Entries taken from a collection
※
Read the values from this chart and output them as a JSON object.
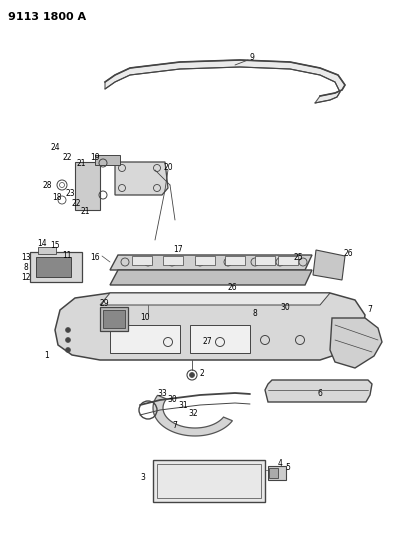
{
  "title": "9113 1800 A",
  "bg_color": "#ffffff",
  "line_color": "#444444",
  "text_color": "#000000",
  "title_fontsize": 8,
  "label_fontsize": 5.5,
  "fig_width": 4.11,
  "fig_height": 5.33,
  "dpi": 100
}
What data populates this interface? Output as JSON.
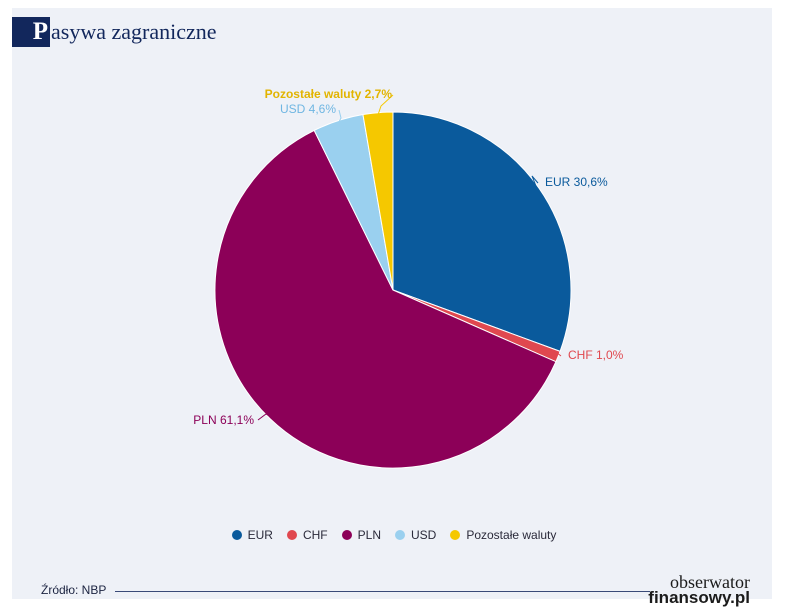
※
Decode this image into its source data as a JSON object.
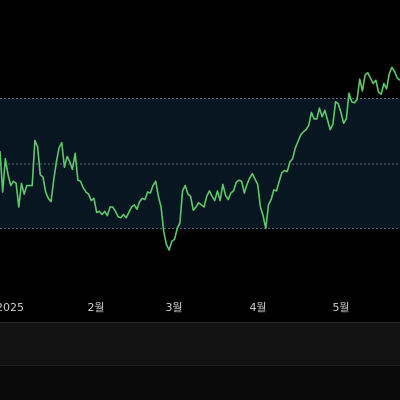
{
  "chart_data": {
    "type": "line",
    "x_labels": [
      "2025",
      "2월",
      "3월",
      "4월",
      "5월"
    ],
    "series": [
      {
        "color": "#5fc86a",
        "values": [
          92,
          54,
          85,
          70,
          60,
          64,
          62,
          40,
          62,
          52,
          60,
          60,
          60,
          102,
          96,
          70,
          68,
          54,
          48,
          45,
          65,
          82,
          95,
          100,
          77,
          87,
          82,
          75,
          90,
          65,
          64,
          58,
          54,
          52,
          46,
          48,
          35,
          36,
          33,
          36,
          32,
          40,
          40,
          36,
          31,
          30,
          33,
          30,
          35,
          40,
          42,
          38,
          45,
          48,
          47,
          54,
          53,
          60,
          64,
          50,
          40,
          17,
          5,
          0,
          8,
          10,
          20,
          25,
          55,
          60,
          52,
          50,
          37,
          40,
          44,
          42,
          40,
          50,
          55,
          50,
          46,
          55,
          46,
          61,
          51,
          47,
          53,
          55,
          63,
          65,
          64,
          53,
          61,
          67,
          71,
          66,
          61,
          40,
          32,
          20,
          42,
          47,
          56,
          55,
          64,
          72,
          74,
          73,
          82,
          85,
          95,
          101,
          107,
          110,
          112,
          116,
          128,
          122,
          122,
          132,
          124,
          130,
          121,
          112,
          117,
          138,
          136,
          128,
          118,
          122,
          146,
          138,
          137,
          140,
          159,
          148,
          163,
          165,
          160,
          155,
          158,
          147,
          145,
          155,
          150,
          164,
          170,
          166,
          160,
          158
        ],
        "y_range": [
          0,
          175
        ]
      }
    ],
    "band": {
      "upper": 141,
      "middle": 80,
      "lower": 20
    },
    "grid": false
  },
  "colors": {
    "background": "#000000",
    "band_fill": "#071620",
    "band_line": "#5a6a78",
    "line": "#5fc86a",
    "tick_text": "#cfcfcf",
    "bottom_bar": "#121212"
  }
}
※
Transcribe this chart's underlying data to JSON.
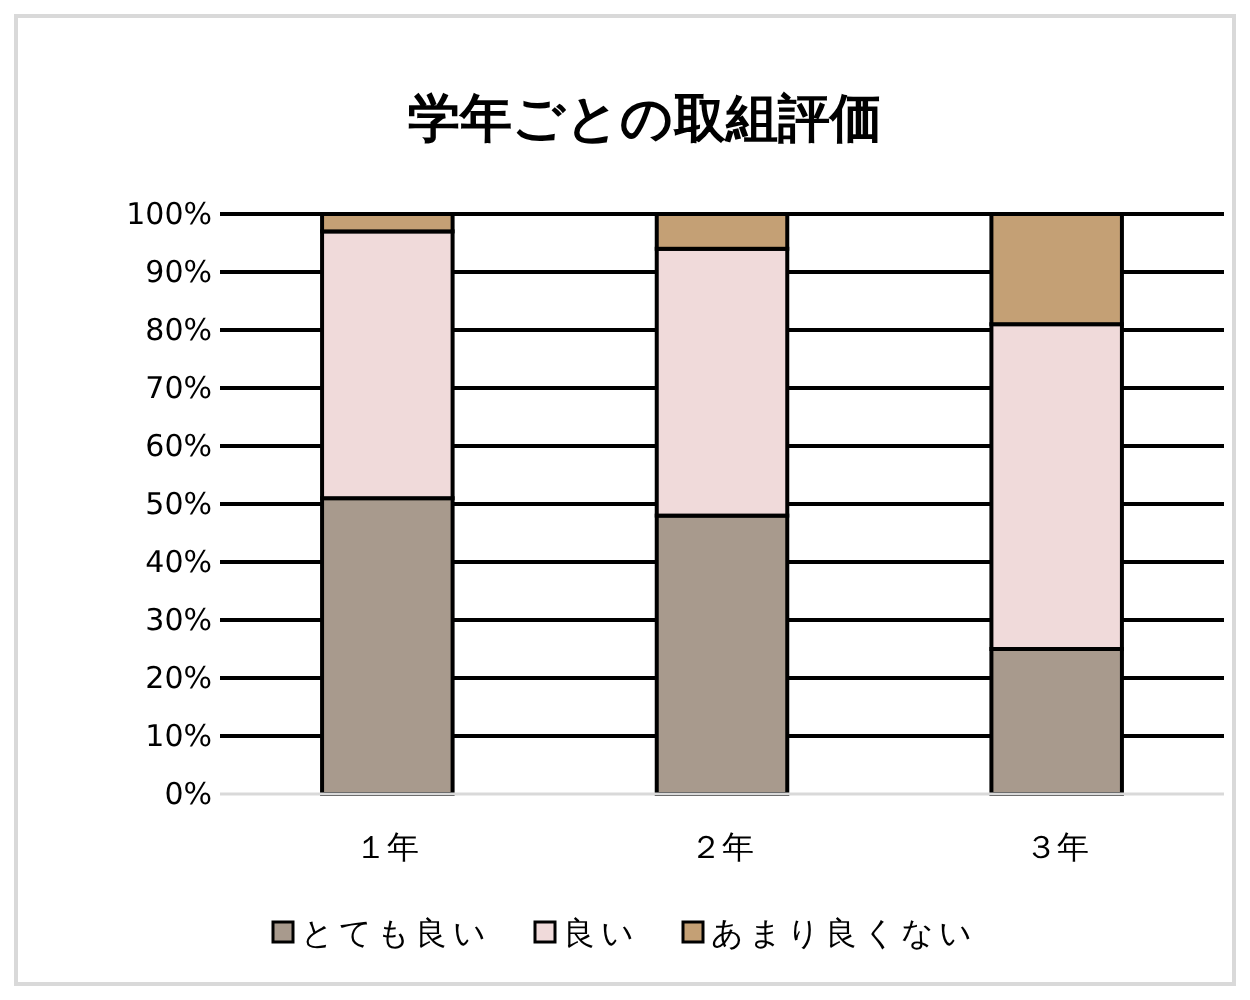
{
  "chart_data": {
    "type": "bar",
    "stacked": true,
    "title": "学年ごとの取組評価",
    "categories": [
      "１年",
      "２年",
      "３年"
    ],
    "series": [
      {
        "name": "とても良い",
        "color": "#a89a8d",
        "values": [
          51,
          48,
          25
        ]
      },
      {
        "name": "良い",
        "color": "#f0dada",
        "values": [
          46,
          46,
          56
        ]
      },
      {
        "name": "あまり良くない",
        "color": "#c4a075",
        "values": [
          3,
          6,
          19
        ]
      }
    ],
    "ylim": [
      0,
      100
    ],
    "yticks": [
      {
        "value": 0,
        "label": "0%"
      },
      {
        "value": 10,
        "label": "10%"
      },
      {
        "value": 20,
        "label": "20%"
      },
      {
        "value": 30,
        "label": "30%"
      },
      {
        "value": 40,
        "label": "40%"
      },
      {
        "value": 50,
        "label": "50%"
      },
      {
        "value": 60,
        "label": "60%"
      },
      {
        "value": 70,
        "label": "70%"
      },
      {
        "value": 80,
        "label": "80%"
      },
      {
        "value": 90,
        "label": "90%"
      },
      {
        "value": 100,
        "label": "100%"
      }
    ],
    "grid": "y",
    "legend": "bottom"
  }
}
※
Instructions to follow =>
Using the data above, set down each line from the line with "Read the values" to the line with "What data populates" exactly, both ends included, and leave the pictures behind. Nothing else belongs.

Solution for this exercise =>
Read the values from this chart and output them as a JSON object.
{
  "title": "9113 1800 A",
  "bg_color": "#ffffff",
  "line_color": "#444444",
  "text_color": "#000000",
  "title_fontsize": 8,
  "label_fontsize": 5.5,
  "fig_width": 4.11,
  "fig_height": 5.33,
  "dpi": 100
}
What data populates this interface? Output as JSON.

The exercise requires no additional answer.